Source data
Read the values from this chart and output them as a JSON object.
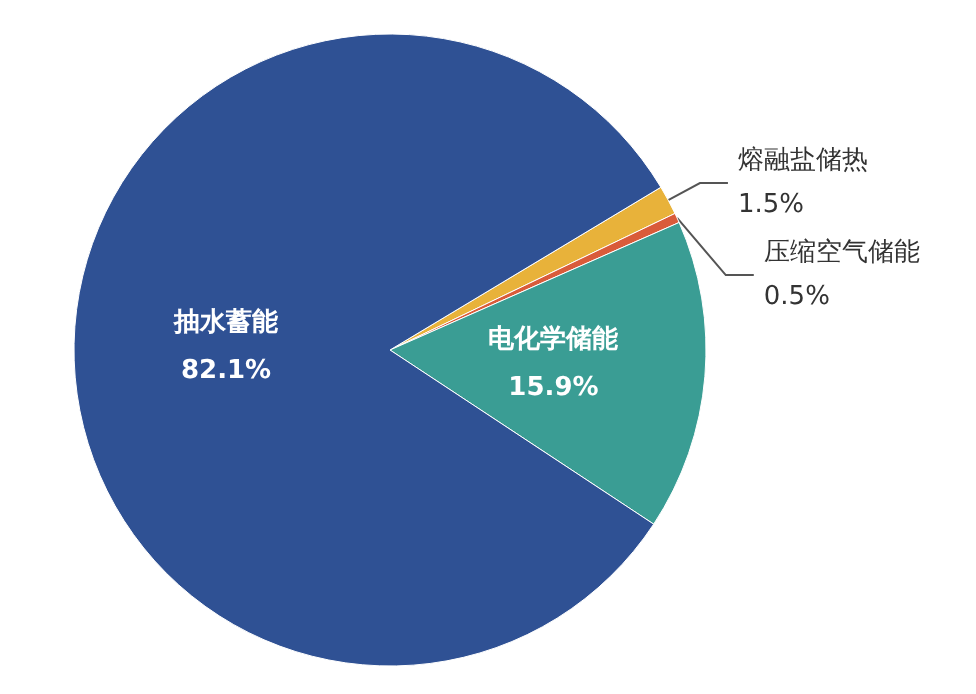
{
  "chart_data": {
    "type": "pie",
    "categories": [
      "熔融盐储热",
      "压缩空气储能",
      "电化学储能",
      "抽水蓄能"
    ],
    "values": [
      1.5,
      0.5,
      15.9,
      82.1
    ],
    "colors": [
      "#e8b23a",
      "#d95b3a",
      "#3a9d94",
      "#2f5194"
    ],
    "value_labels": [
      "1.5%",
      "0.5%",
      "15.9%",
      "82.1%"
    ]
  }
}
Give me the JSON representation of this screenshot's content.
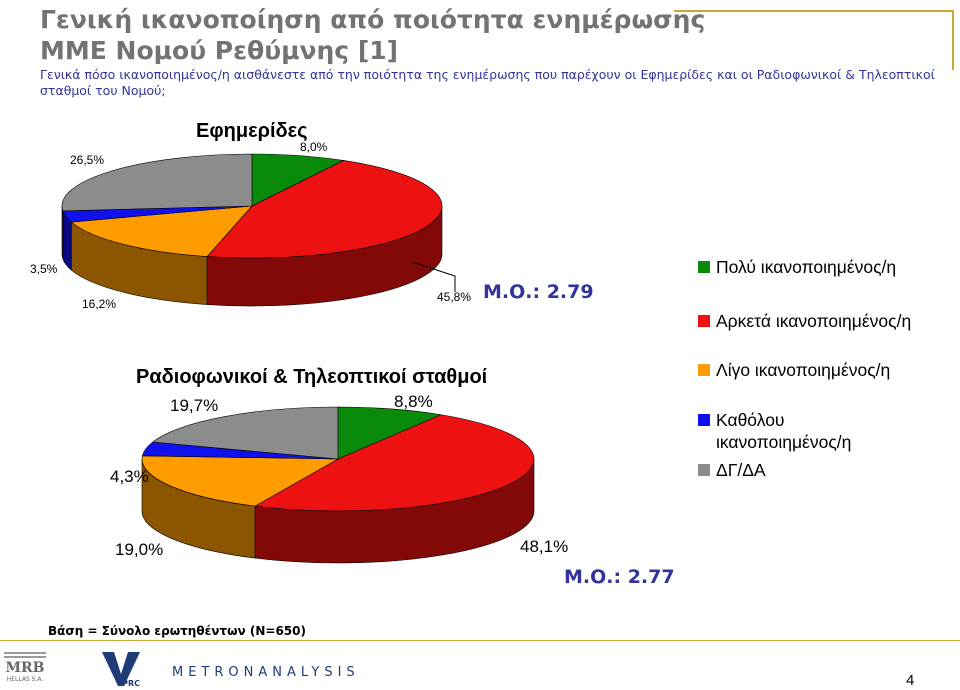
{
  "header": {
    "title_line1": "Γενική ικανοποίηση από ποιότητα ενημέρωσης",
    "title_line2": "ΜΜΕ Νομού Ρεθύμνης [1]",
    "question": "Γενικά πόσο ικανοποιημένος/η αισθάνεστε από την ποιότητα της ενημέρωσης που παρέχουν οι Εφημερίδες και οι Ραδιοφωνικοί & Τηλεοπτικοί σταθμοί του Νομού;"
  },
  "colors": {
    "very_satisfied": "#0a8a0a",
    "fairly_satisfied": "#ee1111",
    "little_satisfied": "#ff9c00",
    "not_at_all": "#1111ee",
    "dk_na": "#8c8c8c"
  },
  "legend": [
    {
      "label": "Πολύ ικανοποιημένος/η",
      "color": "#0a8a0a",
      "icon": "square-swatch"
    },
    {
      "label": "Αρκετά ικανοποιημένος/η",
      "color": "#ee1111",
      "icon": "square-swatch"
    },
    {
      "label": "Λίγο ικανοποιημένος/η",
      "color": "#ff9c00",
      "icon": "square-swatch"
    },
    {
      "label": "Καθόλου ικανοποιημένος/η",
      "color": "#1111ee",
      "icon": "square-swatch"
    },
    {
      "label": "ΔΓ/ΔΑ",
      "color": "#8c8c8c",
      "icon": "square-swatch"
    }
  ],
  "chart_data": [
    {
      "type": "pie",
      "title": "Εφημερίδες",
      "categories": [
        "Πολύ ικανοποιημένος/η",
        "Αρκετά ικανοποιημένος/η",
        "Λίγο ικανοποιημένος/η",
        "Καθόλου ικανοποιημένος/η",
        "ΔΓ/ΔΑ"
      ],
      "values": [
        8.0,
        45.8,
        16.2,
        3.5,
        26.5
      ],
      "value_labels": [
        "8,0%",
        "45,8%",
        "16,2%",
        "3,5%",
        "26,5%"
      ],
      "mean_label": "Μ.Ο.: 2.79",
      "legend_position": "right"
    },
    {
      "type": "pie",
      "title": "Ραδιοφωνικοί & Τηλεοπτικοί σταθμοί",
      "categories": [
        "Πολύ ικανοποιημένος/η",
        "Αρκετά ικανοποιημένος/η",
        "Λίγο ικανοποιημένος/η",
        "Καθόλου ικανοποιημένος/η",
        "ΔΓ/ΔΑ"
      ],
      "values": [
        8.8,
        48.1,
        19.0,
        4.3,
        19.7
      ],
      "value_labels": [
        "8,8%",
        "48,1%",
        "19,0%",
        "4,3%",
        "19,7%"
      ],
      "mean_label": "Μ.Ο.: 2.77",
      "legend_position": "right"
    }
  ],
  "footer": {
    "base_note": "Βάση = Σύνολο ερωτηθέντων (Ν=650)",
    "logo_mrb_text": "MRB",
    "logo_mrb_sub": "HELLAS S.A.",
    "logo_vprc_text": "VPRC",
    "logo_metron_text": "METRONANALYSIS",
    "page_number": "4"
  }
}
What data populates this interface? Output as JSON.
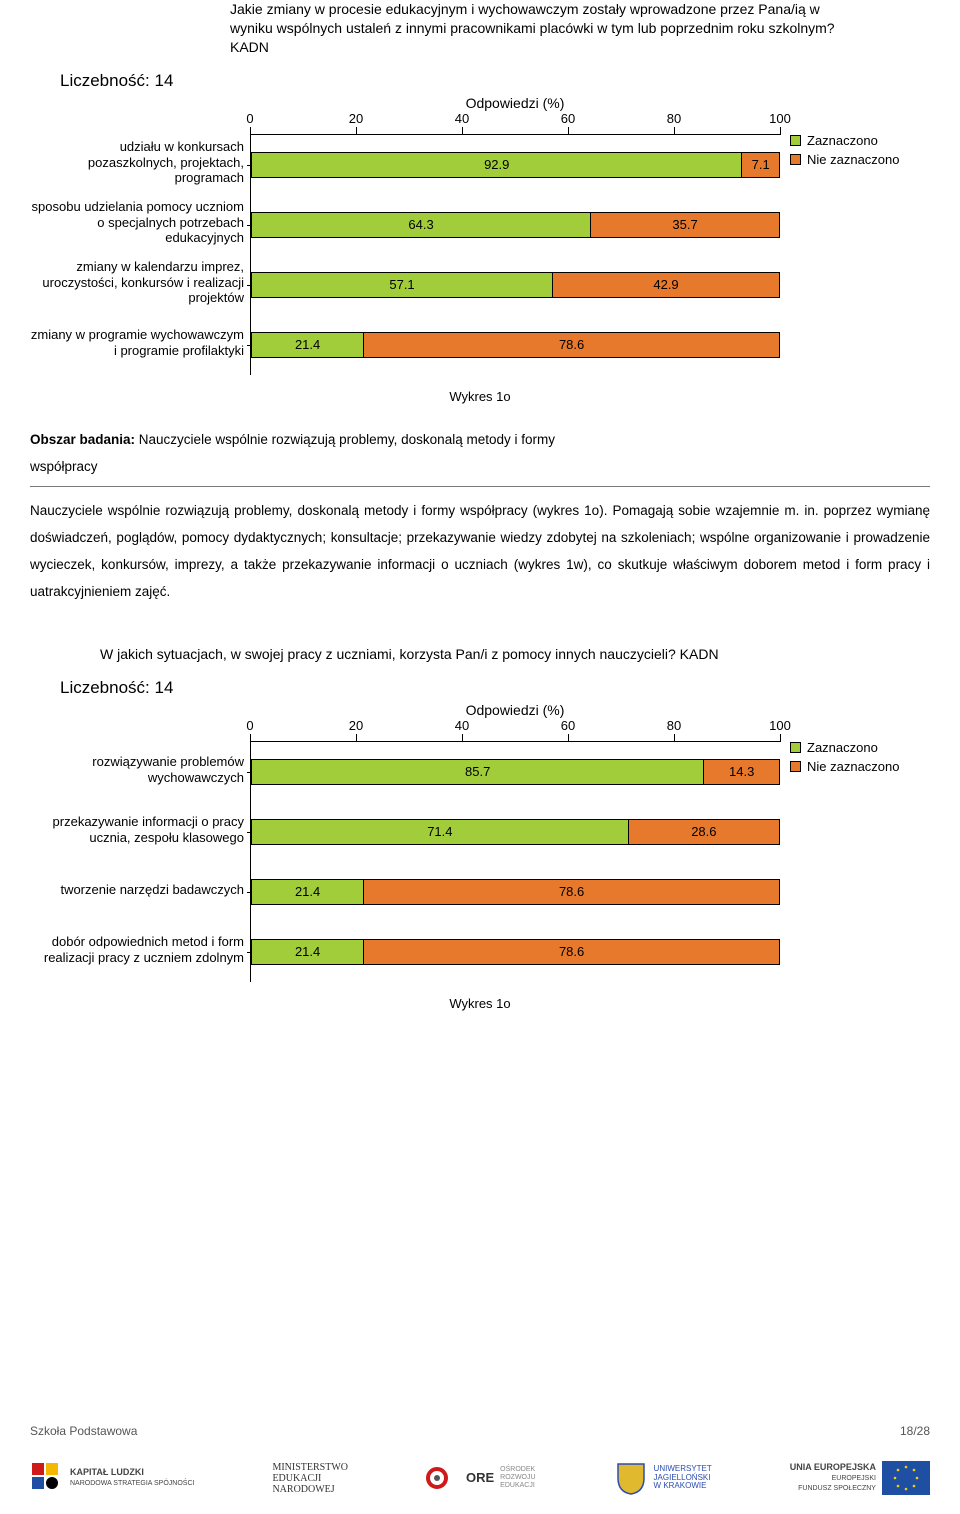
{
  "colors": {
    "green": "#a2cd3a",
    "orange": "#e7792d",
    "axis": "#000000",
    "bg": "#ffffff",
    "eu_blue": "#1f4fa3",
    "kl_yellow": "#f6b700",
    "ore_red": "#cf1a1a",
    "uj_yellow": "#e0b92f"
  },
  "chart1": {
    "title": "Jakie zmiany w procesie edukacyjnym i wychowawczym zostały wprowadzone przez Pana/ią w wyniku wspólnych ustaleń z innymi pracownikami placówki w tym lub poprzednim roku szkolnym? KADN",
    "count_label": "Liczebność: 14",
    "axis_title": "Odpowiedzi (%)",
    "ticks": [
      "0",
      "20",
      "40",
      "60",
      "80",
      "100"
    ],
    "categories": [
      "udziału w konkursach pozaszkolnych, projektach, programach",
      "sposobu udzielania pomocy uczniom o specjalnych potrzebach edukacyjnych",
      "zmiany w kalendarzu imprez, uroczystości, konkursów i realizacji projektów",
      "zmiany w programie wychowawczym i programie profilaktyki"
    ],
    "series": [
      {
        "green": 92.9,
        "orange": 7.1
      },
      {
        "green": 64.3,
        "orange": 35.7
      },
      {
        "green": 57.1,
        "orange": 42.9
      },
      {
        "green": 21.4,
        "orange": 78.6
      }
    ],
    "legend": {
      "green": "Zaznaczono",
      "orange": "Nie zaznaczono"
    },
    "caption": "Wykres 1o"
  },
  "paragraph": {
    "section_label": "Obszar badania:",
    "section_text": "Nauczyciele wspólnie rozwiązują problemy, doskonalą metody i formy",
    "section_text2": "współpracy",
    "body": "Nauczyciele wspólnie rozwiązują problemy, doskonalą metody i formy współpracy (wykres 1o). Pomagają sobie wzajemnie m. in. poprzez wymianę doświadczeń, poglądów, pomocy dydaktycznych; konsultacje; przekazywanie wiedzy zdobytej na szkoleniach; wspólne organizowanie i prowadzenie wycieczek, konkursów, imprezy, a także przekazywanie informacji o uczniach (wykres 1w), co skutkuje właściwym doborem metod i form pracy i uatrakcyjnieniem zajęć."
  },
  "chart2": {
    "title": "W jakich sytuacjach, w swojej pracy z uczniami, korzysta Pan/i z pomocy innych nauczycieli? KADN",
    "count_label": "Liczebność: 14",
    "axis_title": "Odpowiedzi (%)",
    "ticks": [
      "0",
      "20",
      "40",
      "60",
      "80",
      "100"
    ],
    "categories": [
      "rozwiązywanie problemów wychowawczych",
      "przekazywanie informacji o pracy ucznia,  zespołu klasowego",
      "tworzenie narzędzi badawczych",
      "dobór odpowiednich metod i form realizacji pracy z uczniem zdolnym"
    ],
    "series": [
      {
        "green": 85.7,
        "orange": 14.3
      },
      {
        "green": 71.4,
        "orange": 28.6
      },
      {
        "green": 21.4,
        "orange": 78.6
      },
      {
        "green": 21.4,
        "orange": 78.6
      }
    ],
    "legend": {
      "green": "Zaznaczono",
      "orange": "Nie zaznaczono"
    },
    "caption": "Wykres 1o"
  },
  "footer": {
    "left": "Szkoła Podstawowa",
    "right": "18/28"
  },
  "logos": {
    "kl": "KAPITAŁ LUDZKI",
    "kl_sub": "NARODOWA STRATEGIA SPÓJNOŚCI",
    "men": "MINISTERSTWO\nEDUKACJI\nNARODOWEJ",
    "ore": "ORE",
    "ore_sub": "OŚRODEK\nROZWOJU\nEDUKACJI",
    "uj": "UNIWERSYTET\nJAGIELLOŃSKI\nW KRAKOWIE",
    "eu": "UNIA EUROPEJSKA",
    "eu_sub": "EUROPEJSKI\nFUNDUSZ SPOŁECZNY"
  }
}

# EXERCISE BRIEF:
Quote the preceding listing precisely and completely, omitting its images.

# ANSWER FOR THE TASK:
Read the values from this chart and output them as a JSON object.
{
  "chart_data": {
    "type": "pie",
    "categories": [
      "熔融盐储热",
      "压缩空气储能",
      "电化学储能",
      "抽水蓄能"
    ],
    "values": [
      1.5,
      0.5,
      15.9,
      82.1
    ],
    "colors": [
      "#e8b23a",
      "#d95b3a",
      "#3a9d94",
      "#2f5194"
    ],
    "value_labels": [
      "1.5%",
      "0.5%",
      "15.9%",
      "82.1%"
    ]
  }
}
Give me the JSON representation of this screenshot's content.
{
  "header": {
    "title_line1": "Γενική ικανοποίηση από ποιότητα ενημέρωσης",
    "title_line2": "ΜΜΕ Νομού Ρεθύμνης [1]",
    "question": "Γενικά πόσο ικανοποιημένος/η αισθάνεστε από την ποιότητα της ενημέρωσης που παρέχουν οι Εφημερίδες και οι Ραδιοφωνικοί & Τηλεοπτικοί σταθμοί του Νομού;"
  },
  "colors": {
    "very_satisfied": "#0a8a0a",
    "fairly_satisfied": "#ee1111",
    "little_satisfied": "#ff9c00",
    "not_at_all": "#1111ee",
    "dk_na": "#8c8c8c"
  },
  "legend": [
    {
      "label": "Πολύ ικανοποιημένος/η",
      "color": "#0a8a0a",
      "icon": "square-swatch"
    },
    {
      "label": "Αρκετά ικανοποιημένος/η",
      "color": "#ee1111",
      "icon": "square-swatch"
    },
    {
      "label": "Λίγο ικανοποιημένος/η",
      "color": "#ff9c00",
      "icon": "square-swatch"
    },
    {
      "label": "Καθόλου ικανοποιημένος/η",
      "color": "#1111ee",
      "icon": "square-swatch"
    },
    {
      "label": "ΔΓ/ΔΑ",
      "color": "#8c8c8c",
      "icon": "square-swatch"
    }
  ],
  "chart_data": [
    {
      "type": "pie",
      "title": "Εφημερίδες",
      "categories": [
        "Πολύ ικανοποιημένος/η",
        "Αρκετά ικανοποιημένος/η",
        "Λίγο ικανοποιημένος/η",
        "Καθόλου ικανοποιημένος/η",
        "ΔΓ/ΔΑ"
      ],
      "values": [
        8.0,
        45.8,
        16.2,
        3.5,
        26.5
      ],
      "value_labels": [
        "8,0%",
        "45,8%",
        "16,2%",
        "3,5%",
        "26,5%"
      ],
      "mean_label": "Μ.Ο.: 2.79",
      "legend_position": "right"
    },
    {
      "type": "pie",
      "title": "Ραδιοφωνικοί & Τηλεοπτικοί σταθμοί",
      "categories": [
        "Πολύ ικανοποιημένος/η",
        "Αρκετά ικανοποιημένος/η",
        "Λίγο ικανοποιημένος/η",
        "Καθόλου ικανοποιημένος/η",
        "ΔΓ/ΔΑ"
      ],
      "values": [
        8.8,
        48.1,
        19.0,
        4.3,
        19.7
      ],
      "value_labels": [
        "8,8%",
        "48,1%",
        "19,0%",
        "4,3%",
        "19,7%"
      ],
      "mean_label": "Μ.Ο.: 2.77",
      "legend_position": "right"
    }
  ],
  "footer": {
    "base_note": "Βάση = Σύνολο ερωτηθέντων (Ν=650)",
    "logo_mrb_text": "MRB",
    "logo_mrb_sub": "HELLAS S.A.",
    "logo_vprc_text": "VPRC",
    "logo_metron_text": "METRONANALYSIS",
    "page_number": "4"
  }
}
What data populates this interface? Output as JSON.
{
  "colors": {
    "green": "#a2cd3a",
    "orange": "#e7792d",
    "axis": "#000000",
    "bg": "#ffffff",
    "eu_blue": "#1f4fa3",
    "kl_yellow": "#f6b700",
    "ore_red": "#cf1a1a",
    "uj_yellow": "#e0b92f"
  },
  "chart1": {
    "title": "Jakie zmiany w procesie edukacyjnym i wychowawczym zostały wprowadzone przez Pana/ią w wyniku wspólnych ustaleń z innymi pracownikami placówki w tym lub poprzednim roku szkolnym? KADN",
    "count_label": "Liczebność: 14",
    "axis_title": "Odpowiedzi (%)",
    "ticks": [
      "0",
      "20",
      "40",
      "60",
      "80",
      "100"
    ],
    "categories": [
      "udziału w konkursach pozaszkolnych, projektach, programach",
      "sposobu udzielania pomocy uczniom o specjalnych potrzebach edukacyjnych",
      "zmiany w kalendarzu imprez, uroczystości, konkursów i realizacji projektów",
      "zmiany w programie wychowawczym i programie profilaktyki"
    ],
    "series": [
      {
        "green": 92.9,
        "orange": 7.1
      },
      {
        "green": 64.3,
        "orange": 35.7
      },
      {
        "green": 57.1,
        "orange": 42.9
      },
      {
        "green": 21.4,
        "orange": 78.6
      }
    ],
    "legend": {
      "green": "Zaznaczono",
      "orange": "Nie zaznaczono"
    },
    "caption": "Wykres 1o"
  },
  "paragraph": {
    "section_label": "Obszar badania:",
    "section_text": "Nauczyciele wspólnie rozwiązują problemy, doskonalą metody i formy",
    "section_text2": "współpracy",
    "body": "Nauczyciele wspólnie rozwiązują problemy, doskonalą metody i formy współpracy (wykres 1o). Pomagają sobie wzajemnie m. in. poprzez wymianę doświadczeń, poglądów, pomocy dydaktycznych; konsultacje; przekazywanie wiedzy zdobytej na szkoleniach; wspólne organizowanie i prowadzenie wycieczek, konkursów, imprezy, a także przekazywanie informacji o uczniach (wykres 1w), co skutkuje właściwym doborem metod i form pracy i uatrakcyjnieniem zajęć."
  },
  "chart2": {
    "title": "W jakich sytuacjach, w swojej pracy z uczniami, korzysta Pan/i z pomocy innych nauczycieli? KADN",
    "count_label": "Liczebność: 14",
    "axis_title": "Odpowiedzi (%)",
    "ticks": [
      "0",
      "20",
      "40",
      "60",
      "80",
      "100"
    ],
    "categories": [
      "rozwiązywanie problemów wychowawczych",
      "przekazywanie informacji o pracy ucznia,  zespołu klasowego",
      "tworzenie narzędzi badawczych",
      "dobór odpowiednich metod i form realizacji pracy z uczniem zdolnym"
    ],
    "series": [
      {
        "green": 85.7,
        "orange": 14.3
      },
      {
        "green": 71.4,
        "orange": 28.6
      },
      {
        "green": 21.4,
        "orange": 78.6
      },
      {
        "green": 21.4,
        "orange": 78.6
      }
    ],
    "legend": {
      "green": "Zaznaczono",
      "orange": "Nie zaznaczono"
    },
    "caption": "Wykres 1o"
  },
  "footer": {
    "left": "Szkoła Podstawowa",
    "right": "18/28"
  },
  "logos": {
    "kl": "KAPITAŁ LUDZKI",
    "kl_sub": "NARODOWA STRATEGIA SPÓJNOŚCI",
    "men": "MINISTERSTWO\nEDUKACJI\nNARODOWEJ",
    "ore": "ORE",
    "ore_sub": "OŚRODEK\nROZWOJU\nEDUKACJI",
    "uj": "UNIWERSYTET\nJAGIELLOŃSKI\nW KRAKOWIE",
    "eu": "UNIA EUROPEJSKA",
    "eu_sub": "EUROPEJSKI\nFUNDUSZ SPOŁECZNY"
  }
}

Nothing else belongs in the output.